-- Text --
1 The use of small rehabilitative facilities was first developed in Missouri. These facilities house no more than 40 young people at a time, and are staffed by an ethnically diverse group of people who are trained in youth development. The facilities have proven successful, and young people who leave the facilities are less likely to be rearrested when compared to youth who are incarcerated in traditional detention facilities, where more than 100 youth are frequently housed in tight quarters. See The Missouri Model: Reinventing the Practice of Rehabilitating Youthful Offenders.
11. Improve Aftercare and Reentry
The best reentry programs begin while a youth is still confined. Nearly 100,000 youth are released from juvenile justice institutions each year.[1] Many are returned to families struggling with poverty in blighted neighborhoods with high crime rates, few programs, and poorly performing schools. Key to success is connecting youth to people, programs, and services that reinforce their rehabilitation and help them become successful and productive adults.

-- Data for analysis --
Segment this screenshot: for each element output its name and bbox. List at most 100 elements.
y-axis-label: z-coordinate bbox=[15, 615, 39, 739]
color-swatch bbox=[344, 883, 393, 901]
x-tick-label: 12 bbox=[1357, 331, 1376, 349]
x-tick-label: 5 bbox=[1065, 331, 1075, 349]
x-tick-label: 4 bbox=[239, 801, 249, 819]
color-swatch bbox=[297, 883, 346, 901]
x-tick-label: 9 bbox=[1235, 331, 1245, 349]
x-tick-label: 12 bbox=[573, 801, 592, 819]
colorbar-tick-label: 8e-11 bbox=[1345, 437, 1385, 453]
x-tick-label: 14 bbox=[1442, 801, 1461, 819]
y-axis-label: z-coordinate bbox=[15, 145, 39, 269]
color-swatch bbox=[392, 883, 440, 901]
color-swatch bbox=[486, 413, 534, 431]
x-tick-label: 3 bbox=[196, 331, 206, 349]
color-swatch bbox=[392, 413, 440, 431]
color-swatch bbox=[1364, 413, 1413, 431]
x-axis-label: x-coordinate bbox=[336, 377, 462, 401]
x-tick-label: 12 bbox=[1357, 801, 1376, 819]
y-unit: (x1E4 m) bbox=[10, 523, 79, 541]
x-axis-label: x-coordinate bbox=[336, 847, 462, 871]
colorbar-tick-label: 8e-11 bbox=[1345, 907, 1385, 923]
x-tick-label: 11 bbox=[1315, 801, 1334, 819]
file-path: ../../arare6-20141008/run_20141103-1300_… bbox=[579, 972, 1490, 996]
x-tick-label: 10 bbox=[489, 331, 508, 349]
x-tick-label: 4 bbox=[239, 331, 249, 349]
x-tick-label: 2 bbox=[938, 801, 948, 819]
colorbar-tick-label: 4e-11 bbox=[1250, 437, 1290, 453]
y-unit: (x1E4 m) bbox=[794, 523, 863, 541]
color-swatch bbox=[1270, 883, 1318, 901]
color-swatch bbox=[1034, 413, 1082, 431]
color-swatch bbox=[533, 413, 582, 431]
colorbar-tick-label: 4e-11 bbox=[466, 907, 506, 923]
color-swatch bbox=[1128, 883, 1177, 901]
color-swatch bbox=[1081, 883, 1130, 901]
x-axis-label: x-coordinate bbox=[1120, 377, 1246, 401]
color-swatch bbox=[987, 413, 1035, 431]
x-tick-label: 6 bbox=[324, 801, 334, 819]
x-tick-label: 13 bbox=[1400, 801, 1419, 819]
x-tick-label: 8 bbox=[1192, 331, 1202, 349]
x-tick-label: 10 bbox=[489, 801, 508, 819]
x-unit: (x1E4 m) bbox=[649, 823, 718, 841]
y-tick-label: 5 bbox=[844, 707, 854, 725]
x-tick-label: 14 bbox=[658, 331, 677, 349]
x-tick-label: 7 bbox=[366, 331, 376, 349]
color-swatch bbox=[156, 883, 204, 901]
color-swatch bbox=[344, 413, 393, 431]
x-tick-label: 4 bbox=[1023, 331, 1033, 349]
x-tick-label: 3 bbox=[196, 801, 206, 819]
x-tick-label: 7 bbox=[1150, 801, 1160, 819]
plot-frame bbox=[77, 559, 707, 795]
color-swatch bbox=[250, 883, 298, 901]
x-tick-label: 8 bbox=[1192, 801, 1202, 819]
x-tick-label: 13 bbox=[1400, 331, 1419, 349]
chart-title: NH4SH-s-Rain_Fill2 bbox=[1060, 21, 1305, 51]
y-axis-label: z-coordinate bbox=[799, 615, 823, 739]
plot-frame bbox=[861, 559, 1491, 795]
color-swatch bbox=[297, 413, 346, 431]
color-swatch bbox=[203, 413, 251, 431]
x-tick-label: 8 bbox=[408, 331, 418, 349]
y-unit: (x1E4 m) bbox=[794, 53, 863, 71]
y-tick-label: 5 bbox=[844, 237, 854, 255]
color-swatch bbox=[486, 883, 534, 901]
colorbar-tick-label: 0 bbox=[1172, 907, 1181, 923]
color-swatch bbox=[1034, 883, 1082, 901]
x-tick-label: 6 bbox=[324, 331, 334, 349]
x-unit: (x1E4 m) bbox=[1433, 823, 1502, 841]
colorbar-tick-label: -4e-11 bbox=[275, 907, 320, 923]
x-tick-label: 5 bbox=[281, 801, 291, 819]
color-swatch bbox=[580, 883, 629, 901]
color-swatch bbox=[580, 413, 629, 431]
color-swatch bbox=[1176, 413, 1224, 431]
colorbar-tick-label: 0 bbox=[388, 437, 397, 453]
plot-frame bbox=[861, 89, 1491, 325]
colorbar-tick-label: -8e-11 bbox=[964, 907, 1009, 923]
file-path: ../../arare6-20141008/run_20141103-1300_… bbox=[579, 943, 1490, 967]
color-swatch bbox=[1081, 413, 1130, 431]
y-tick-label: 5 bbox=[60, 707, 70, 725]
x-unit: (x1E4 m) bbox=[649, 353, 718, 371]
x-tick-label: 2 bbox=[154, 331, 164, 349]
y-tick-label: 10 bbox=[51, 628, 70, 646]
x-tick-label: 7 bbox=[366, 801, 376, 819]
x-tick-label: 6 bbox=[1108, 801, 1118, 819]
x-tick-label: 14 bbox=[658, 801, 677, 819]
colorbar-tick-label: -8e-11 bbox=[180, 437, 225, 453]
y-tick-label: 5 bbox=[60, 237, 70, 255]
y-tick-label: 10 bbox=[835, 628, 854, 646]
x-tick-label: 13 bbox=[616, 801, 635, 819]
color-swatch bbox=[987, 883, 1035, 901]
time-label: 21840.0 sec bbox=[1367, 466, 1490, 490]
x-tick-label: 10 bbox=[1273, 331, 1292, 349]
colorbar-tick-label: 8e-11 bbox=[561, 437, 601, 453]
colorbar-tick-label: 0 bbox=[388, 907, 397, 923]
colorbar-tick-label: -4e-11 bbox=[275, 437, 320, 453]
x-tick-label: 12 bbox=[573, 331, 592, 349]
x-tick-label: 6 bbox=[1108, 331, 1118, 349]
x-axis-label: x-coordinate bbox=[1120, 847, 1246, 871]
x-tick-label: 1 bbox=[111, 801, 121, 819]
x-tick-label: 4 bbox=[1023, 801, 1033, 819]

-- Task requirements --
**a.** In the juvenile justice text, rewrite the paragraph beginning "The best reentry programs begin while a youth is still confined" as a short bulleted list that keeps its main facts.
**b.** Continue the juvenile justice text, picking up after its final sentence.

-- Answers for each item --
**a.**
- Good reentry programs start while a youth is still confined.
- Almost 100,000 youth leave juvenile justice institutions every year.
- Many go back to poor families in blighted, high-crime neighborhoods that have few programs and weak schools.
- Success depends on linking youth to people, programs, and services that support their rehabilitation and help them become productive adults.

**b.**
Successful aftercare and reentry programs require coordination between multiple government agencies, private and nonprofit providers, not only to develop new services, but to help youth better access existing services. Workforce development—helping youth attain job skills and earn money—is a key motivator for adolescents increasing their commitment to and enthusiasm for learning. Youth must have quick access to mental health and substance abuse services as needed, and they must receive strong support from family and other caring adults.
1 H. Synder. An Empirical Portrait of The Youth Reentry Population. Youth Violence and Juvenile Justice 2, 1, 39‐55.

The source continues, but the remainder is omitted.